Directions
Pick every line with "YOUTH" from the material below.

Data excerpts
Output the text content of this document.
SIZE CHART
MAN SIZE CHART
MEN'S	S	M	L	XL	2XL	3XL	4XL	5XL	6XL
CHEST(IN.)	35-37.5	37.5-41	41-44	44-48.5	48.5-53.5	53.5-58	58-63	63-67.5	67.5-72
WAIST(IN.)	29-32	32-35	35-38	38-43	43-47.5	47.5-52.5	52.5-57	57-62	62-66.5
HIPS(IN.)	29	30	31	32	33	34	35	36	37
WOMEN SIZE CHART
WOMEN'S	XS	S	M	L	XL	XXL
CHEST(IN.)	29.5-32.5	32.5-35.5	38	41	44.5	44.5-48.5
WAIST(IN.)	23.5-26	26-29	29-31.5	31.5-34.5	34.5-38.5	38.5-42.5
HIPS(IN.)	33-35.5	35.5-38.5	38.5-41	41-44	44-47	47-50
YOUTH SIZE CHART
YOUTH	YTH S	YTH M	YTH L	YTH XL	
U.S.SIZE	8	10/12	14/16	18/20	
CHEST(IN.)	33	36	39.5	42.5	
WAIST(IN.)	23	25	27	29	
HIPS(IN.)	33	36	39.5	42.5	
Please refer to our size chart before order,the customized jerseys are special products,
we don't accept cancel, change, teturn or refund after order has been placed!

Result of the task
YOUTH SIZE CHART
YOUTH	YTH S	YTH M	YTH L	YTH XL	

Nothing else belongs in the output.